Problem to solve: Rewrite every line of the entries below as one numbered list, leaving out any blank lines.

(Rows from a layout dataset)

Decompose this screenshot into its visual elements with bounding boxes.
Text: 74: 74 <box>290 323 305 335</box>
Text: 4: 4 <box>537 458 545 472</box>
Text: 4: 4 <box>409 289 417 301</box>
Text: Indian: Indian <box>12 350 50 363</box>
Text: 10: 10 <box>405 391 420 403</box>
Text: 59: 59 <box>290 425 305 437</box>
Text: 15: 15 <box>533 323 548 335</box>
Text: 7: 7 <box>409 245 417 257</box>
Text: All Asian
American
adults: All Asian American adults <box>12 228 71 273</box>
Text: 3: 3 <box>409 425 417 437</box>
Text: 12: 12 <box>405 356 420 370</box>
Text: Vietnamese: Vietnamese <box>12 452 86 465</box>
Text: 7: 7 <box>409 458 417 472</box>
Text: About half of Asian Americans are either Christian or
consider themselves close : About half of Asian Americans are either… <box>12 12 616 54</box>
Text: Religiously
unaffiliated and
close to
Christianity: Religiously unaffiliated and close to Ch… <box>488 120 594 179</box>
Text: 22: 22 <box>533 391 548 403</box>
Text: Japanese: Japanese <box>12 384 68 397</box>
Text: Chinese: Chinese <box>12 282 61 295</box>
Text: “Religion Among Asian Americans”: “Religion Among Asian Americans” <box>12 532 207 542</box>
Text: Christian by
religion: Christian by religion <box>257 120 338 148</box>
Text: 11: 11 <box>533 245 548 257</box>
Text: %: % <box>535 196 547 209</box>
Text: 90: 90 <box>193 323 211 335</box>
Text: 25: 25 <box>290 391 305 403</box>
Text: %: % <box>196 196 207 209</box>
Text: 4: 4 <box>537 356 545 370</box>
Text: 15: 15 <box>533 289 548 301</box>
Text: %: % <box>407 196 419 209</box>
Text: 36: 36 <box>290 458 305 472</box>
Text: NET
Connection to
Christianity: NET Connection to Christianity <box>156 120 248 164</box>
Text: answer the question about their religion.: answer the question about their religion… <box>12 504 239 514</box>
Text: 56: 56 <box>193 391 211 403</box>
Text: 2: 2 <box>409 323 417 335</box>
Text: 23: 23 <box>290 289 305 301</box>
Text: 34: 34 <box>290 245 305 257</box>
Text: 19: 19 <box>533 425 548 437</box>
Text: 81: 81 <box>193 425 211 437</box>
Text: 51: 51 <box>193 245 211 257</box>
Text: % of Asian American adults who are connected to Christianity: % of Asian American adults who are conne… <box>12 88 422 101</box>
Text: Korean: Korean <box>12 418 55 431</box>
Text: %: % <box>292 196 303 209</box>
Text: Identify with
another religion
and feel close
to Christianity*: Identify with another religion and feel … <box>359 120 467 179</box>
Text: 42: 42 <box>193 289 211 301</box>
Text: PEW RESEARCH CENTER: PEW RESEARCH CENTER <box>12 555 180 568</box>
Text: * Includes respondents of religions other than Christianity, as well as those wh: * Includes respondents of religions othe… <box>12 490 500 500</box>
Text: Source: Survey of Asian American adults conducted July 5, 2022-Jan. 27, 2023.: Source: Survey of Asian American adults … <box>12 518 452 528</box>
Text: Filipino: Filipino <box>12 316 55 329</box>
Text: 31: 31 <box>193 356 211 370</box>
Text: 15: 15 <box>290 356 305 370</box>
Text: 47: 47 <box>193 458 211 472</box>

Answer to the task:
1. Decompose this screenshot into its visual elements with bounding boxes.
2. Text: 74: 74 <box>290 323 305 335</box>
3. Text: 4: 4 <box>537 458 545 472</box>
4. Text: 4: 4 <box>409 289 417 301</box>
5. Text: Indian: Indian <box>12 350 50 363</box>
6. Text: 10: 10 <box>405 391 420 403</box>
7. Text: 59: 59 <box>290 425 305 437</box>
8. Text: 15: 15 <box>533 323 548 335</box>
9. Text: 7: 7 <box>409 245 417 257</box>
10. Text: All Asian
11. American
12. adults: All Asian American adults <box>12 228 71 273</box>
13. Text: 3: 3 <box>409 425 417 437</box>
14. Text: 12: 12 <box>405 356 420 370</box>
15. Text: Vietnamese: Vietnamese <box>12 452 86 465</box>
16. Text: 7: 7 <box>409 458 417 472</box>
17. Text: About half of Asian Americans are either Christian or
18. consider themselves close : About half of Asian Americans are either… <box>12 12 616 54</box>
19. Text: Religiously
20. unaffiliated and
21. close to
22. Christianity: Religiously unaffiliated and close to Ch… <box>488 120 594 179</box>
23. Text: 22: 22 <box>533 391 548 403</box>
24. Text: Japanese: Japanese <box>12 384 68 397</box>
25. Text: Chinese: Chinese <box>12 282 61 295</box>
26. Text: “Religion Among Asian Americans”: “Religion Among Asian Americans” <box>12 532 207 542</box>
27. Text: Christian by
28. religion: Christian by religion <box>257 120 338 148</box>
29. Text: 11: 11 <box>533 245 548 257</box>
30. Text: %: % <box>535 196 547 209</box>
31. Text: 90: 90 <box>193 323 211 335</box>
32. Text: 25: 25 <box>290 391 305 403</box>
33. Text: %: % <box>196 196 207 209</box>
34. Text: 4: 4 <box>537 356 545 370</box>
35. Text: 15: 15 <box>533 289 548 301</box>
36. Text: %: % <box>407 196 419 209</box>
37. Text: 36: 36 <box>290 458 305 472</box>
38. Text: NET
39. Connection to
40. Christianity: NET Connection to Christianity <box>156 120 248 164</box>
41. Text: answer the question about their religion.: answer the question about their religion… <box>12 504 239 514</box>
42. Text: 56: 56 <box>193 391 211 403</box>
43. Text: 2: 2 <box>409 323 417 335</box>
44. Text: 23: 23 <box>290 289 305 301</box>
45. Text: 34: 34 <box>290 245 305 257</box>
46. Text: 19: 19 <box>533 425 548 437</box>
47. Text: 81: 81 <box>193 425 211 437</box>
48. Text: 51: 51 <box>193 245 211 257</box>
49. Text: % of Asian American adults who are connected to Christianity: % of Asian American adults who are conne… <box>12 88 422 101</box>
50. Text: Korean: Korean <box>12 418 55 431</box>
51. Text: %: % <box>292 196 303 209</box>
52. Text: Identify with
53. another religion
54. and feel close
55. to Christianity*: Identify with another religion and feel … <box>359 120 467 179</box>
56. Text: 42: 42 <box>193 289 211 301</box>
57. Text: PEW RESEARCH CENTER: PEW RESEARCH CENTER <box>12 555 180 568</box>
58. Text: * Includes respondents of religions other than Christianity, as well as those wh: * Includes respondents of religions othe… <box>12 490 500 500</box>
59. Text: Source: Survey of Asian American adults conducted July 5, 2022-Jan. 27, 2023.: Source: Survey of Asian American adults … <box>12 518 452 528</box>
60. Text: Filipino: Filipino <box>12 316 55 329</box>
61. Text: 31: 31 <box>193 356 211 370</box>
62. Text: 15: 15 <box>290 356 305 370</box>
63. Text: 47: 47 <box>193 458 211 472</box>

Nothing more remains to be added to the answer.